[Dataset excerpts]
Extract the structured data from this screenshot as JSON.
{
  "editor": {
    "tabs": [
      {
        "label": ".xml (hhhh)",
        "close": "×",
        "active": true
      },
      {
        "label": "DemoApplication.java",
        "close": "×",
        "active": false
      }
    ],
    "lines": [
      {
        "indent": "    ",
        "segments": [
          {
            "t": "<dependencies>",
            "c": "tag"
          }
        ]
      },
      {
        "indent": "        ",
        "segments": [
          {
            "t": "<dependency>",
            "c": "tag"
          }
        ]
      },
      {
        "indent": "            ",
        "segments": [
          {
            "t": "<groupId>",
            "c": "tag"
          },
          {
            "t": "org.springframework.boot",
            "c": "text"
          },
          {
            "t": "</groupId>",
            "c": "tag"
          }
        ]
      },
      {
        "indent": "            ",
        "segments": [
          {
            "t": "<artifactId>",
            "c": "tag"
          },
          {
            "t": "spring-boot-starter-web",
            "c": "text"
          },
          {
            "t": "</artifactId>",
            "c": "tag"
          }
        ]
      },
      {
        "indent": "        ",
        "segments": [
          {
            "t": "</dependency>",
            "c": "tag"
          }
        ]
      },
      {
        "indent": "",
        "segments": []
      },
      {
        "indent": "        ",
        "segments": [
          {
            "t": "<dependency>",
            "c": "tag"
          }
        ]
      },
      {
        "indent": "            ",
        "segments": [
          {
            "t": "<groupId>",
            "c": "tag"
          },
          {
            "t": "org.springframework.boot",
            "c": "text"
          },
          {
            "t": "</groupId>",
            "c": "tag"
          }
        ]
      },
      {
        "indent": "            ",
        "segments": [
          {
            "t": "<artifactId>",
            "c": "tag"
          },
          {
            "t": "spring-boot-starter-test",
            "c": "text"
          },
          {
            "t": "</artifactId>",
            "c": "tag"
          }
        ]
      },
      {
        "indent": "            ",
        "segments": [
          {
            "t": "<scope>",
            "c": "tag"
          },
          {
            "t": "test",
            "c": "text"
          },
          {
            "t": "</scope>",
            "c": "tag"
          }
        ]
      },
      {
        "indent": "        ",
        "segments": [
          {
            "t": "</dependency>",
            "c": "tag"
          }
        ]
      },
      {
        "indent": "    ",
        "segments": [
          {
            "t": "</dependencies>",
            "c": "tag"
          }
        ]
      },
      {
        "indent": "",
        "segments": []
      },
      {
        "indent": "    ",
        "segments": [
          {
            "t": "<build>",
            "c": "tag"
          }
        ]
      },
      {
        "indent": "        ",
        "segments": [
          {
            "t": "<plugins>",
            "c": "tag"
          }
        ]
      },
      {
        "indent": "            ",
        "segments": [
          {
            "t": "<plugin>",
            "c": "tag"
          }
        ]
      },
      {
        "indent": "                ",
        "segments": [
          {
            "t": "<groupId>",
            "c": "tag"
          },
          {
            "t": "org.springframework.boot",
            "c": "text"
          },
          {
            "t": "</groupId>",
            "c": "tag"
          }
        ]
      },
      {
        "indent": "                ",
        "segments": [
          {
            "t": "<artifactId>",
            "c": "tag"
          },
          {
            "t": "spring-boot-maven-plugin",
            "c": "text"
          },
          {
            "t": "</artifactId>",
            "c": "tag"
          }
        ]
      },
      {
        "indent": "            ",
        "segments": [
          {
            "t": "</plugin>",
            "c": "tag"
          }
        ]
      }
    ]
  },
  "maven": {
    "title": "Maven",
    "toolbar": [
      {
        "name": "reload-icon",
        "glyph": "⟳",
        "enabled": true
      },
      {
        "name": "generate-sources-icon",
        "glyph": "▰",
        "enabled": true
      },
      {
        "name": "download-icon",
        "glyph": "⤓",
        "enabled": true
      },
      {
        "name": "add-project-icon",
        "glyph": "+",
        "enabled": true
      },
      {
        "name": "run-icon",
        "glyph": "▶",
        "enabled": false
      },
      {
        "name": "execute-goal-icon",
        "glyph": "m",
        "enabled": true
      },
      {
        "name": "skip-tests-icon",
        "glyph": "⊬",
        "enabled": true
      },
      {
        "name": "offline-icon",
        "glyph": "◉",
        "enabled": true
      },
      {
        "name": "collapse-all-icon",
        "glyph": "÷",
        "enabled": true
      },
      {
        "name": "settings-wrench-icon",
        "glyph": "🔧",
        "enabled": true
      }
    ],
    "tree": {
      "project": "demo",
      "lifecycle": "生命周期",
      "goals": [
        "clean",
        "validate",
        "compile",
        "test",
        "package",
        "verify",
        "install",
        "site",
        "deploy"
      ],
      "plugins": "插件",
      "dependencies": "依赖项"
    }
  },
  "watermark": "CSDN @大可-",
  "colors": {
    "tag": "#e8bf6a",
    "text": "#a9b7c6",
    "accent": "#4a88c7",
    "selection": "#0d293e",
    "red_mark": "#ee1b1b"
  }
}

> **TASK STATEMENT**: Reproduce the records above exactly.

> **TASK OUTPUT**:
Extract the structured data from this screenshot as JSON.
{
  "editor": {
    "tabs": [
      {
        "label": ".xml (hhhh)",
        "close": "×",
        "active": true
      },
      {
        "label": "DemoApplication.java",
        "close": "×",
        "active": false
      }
    ],
    "lines": [
      {
        "indent": "    ",
        "segments": [
          {
            "t": "<dependencies>",
            "c": "tag"
          }
        ]
      },
      {
        "indent": "        ",
        "segments": [
          {
            "t": "<dependency>",
            "c": "tag"
          }
        ]
      },
      {
        "indent": "            ",
        "segments": [
          {
            "t": "<groupId>",
            "c": "tag"
          },
          {
            "t": "org.springframework.boot",
            "c": "text"
          },
          {
            "t": "</groupId>",
            "c": "tag"
          }
        ]
      },
      {
        "indent": "            ",
        "segments": [
          {
            "t": "<artifactId>",
            "c": "tag"
          },
          {
            "t": "spring-boot-starter-web",
            "c": "text"
          },
          {
            "t": "</artifactId>",
            "c": "tag"
          }
        ]
      },
      {
        "indent": "        ",
        "segments": [
          {
            "t": "</dependency>",
            "c": "tag"
          }
        ]
      },
      {
        "indent": "",
        "segments": []
      },
      {
        "indent": "        ",
        "segments": [
          {
            "t": "<dependency>",
            "c": "tag"
          }
        ]
      },
      {
        "indent": "            ",
        "segments": [
          {
            "t": "<groupId>",
            "c": "tag"
          },
          {
            "t": "org.springframework.boot",
            "c": "text"
          },
          {
            "t": "</groupId>",
            "c": "tag"
          }
        ]
      },
      {
        "indent": "            ",
        "segments": [
          {
            "t": "<artifactId>",
            "c": "tag"
          },
          {
            "t": "spring-boot-starter-test",
            "c": "text"
          },
          {
            "t": "</artifactId>",
            "c": "tag"
          }
        ]
      },
      {
        "indent": "            ",
        "segments": [
          {
            "t": "<scope>",
            "c": "tag"
          },
          {
            "t": "test",
            "c": "text"
          },
          {
            "t": "</scope>",
            "c": "tag"
          }
        ]
      },
      {
        "indent": "        ",
        "segments": [
          {
            "t": "</dependency>",
            "c": "tag"
          }
        ]
      },
      {
        "indent": "    ",
        "segments": [
          {
            "t": "</dependencies>",
            "c": "tag"
          }
        ]
      },
      {
        "indent": "",
        "segments": []
      },
      {
        "indent": "    ",
        "segments": [
          {
            "t": "<build>",
            "c": "tag"
          }
        ]
      },
      {
        "indent": "        ",
        "segments": [
          {
            "t": "<plugins>",
            "c": "tag"
          }
        ]
      },
      {
        "indent": "            ",
        "segments": [
          {
            "t": "<plugin>",
            "c": "tag"
          }
        ]
      },
      {
        "indent": "                ",
        "segments": [
          {
            "t": "<groupId>",
            "c": "tag"
          },
          {
            "t": "org.springframework.boot",
            "c": "text"
          },
          {
            "t": "</groupId>",
            "c": "tag"
          }
        ]
      },
      {
        "indent": "                ",
        "segments": [
          {
            "t": "<artifactId>",
            "c": "tag"
          },
          {
            "t": "spring-boot-maven-plugin",
            "c": "text"
          },
          {
            "t": "</artifactId>",
            "c": "tag"
          }
        ]
      },
      {
        "indent": "            ",
        "segments": [
          {
            "t": "</plugin>",
            "c": "tag"
          }
        ]
      }
    ]
  },
  "maven": {
    "title": "Maven",
    "toolbar": [
      {
        "name": "reload-icon",
        "glyph": "⟳",
        "enabled": true
      },
      {
        "name": "generate-sources-icon",
        "glyph": "▰",
        "enabled": true
      },
      {
        "name": "download-icon",
        "glyph": "⤓",
        "enabled": true
      },
      {
        "name": "add-project-icon",
        "glyph": "+",
        "enabled": true
      },
      {
        "name": "run-icon",
        "glyph": "▶",
        "enabled": false
      },
      {
        "name": "execute-goal-icon",
        "glyph": "m",
        "enabled": true
      },
      {
        "name": "skip-tests-icon",
        "glyph": "⊬",
        "enabled": true
      },
      {
        "name": "offline-icon",
        "glyph": "◉",
        "enabled": true
      },
      {
        "name": "collapse-all-icon",
        "glyph": "÷",
        "enabled": true
      },
      {
        "name": "settings-wrench-icon",
        "glyph": "🔧",
        "enabled": true
      }
    ],
    "tree": {
      "project": "demo",
      "lifecycle": "生命周期",
      "goals": [
        "clean",
        "validate",
        "compile",
        "test",
        "package",
        "verify",
        "install",
        "site",
        "deploy"
      ],
      "plugins": "插件",
      "dependencies": "依赖项"
    }
  },
  "watermark": "CSDN @大可-",
  "colors": {
    "tag": "#e8bf6a",
    "text": "#a9b7c6",
    "accent": "#4a88c7",
    "selection": "#0d293e",
    "red_mark": "#ee1b1b"
  }
}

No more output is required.